#### [TASK TO COMPLETE]
Copy, from the entries below, each line in which the string "production" appears.

#### [AVAILABLE RECORDS]
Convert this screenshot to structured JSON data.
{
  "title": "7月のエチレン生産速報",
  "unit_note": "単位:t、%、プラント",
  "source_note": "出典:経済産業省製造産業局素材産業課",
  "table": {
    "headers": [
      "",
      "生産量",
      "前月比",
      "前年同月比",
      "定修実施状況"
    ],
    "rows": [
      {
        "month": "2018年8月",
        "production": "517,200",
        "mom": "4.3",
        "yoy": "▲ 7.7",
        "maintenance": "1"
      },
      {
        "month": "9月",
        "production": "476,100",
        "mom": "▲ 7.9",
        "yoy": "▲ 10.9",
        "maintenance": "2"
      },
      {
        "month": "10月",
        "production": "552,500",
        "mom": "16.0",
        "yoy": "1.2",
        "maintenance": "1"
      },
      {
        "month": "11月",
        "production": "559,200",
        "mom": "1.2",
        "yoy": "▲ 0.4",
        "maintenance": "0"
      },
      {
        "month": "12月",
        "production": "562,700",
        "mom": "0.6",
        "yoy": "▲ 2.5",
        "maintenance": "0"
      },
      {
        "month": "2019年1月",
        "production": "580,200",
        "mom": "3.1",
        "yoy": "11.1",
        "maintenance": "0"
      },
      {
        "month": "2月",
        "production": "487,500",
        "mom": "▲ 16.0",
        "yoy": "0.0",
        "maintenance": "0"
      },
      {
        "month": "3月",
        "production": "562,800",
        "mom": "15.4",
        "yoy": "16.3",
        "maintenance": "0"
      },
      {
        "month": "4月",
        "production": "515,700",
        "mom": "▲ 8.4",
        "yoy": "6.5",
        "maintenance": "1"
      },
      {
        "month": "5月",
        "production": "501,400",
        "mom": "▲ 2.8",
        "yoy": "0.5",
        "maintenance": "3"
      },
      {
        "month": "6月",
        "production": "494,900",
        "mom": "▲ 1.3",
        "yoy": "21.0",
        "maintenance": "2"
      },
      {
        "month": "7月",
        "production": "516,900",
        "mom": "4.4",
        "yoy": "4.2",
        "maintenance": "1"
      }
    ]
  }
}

#### [FULL ANSWER]
        "production": "517,200",
        "production": "476,100",
        "production": "552,500",
        "production": "559,200",
        "production": "562,700",
        "production": "580,200",
        "production": "487,500",
        "production": "562,800",
        "production": "515,700",
        "production": "501,400",
        "production": "494,900",
        "production": "516,900",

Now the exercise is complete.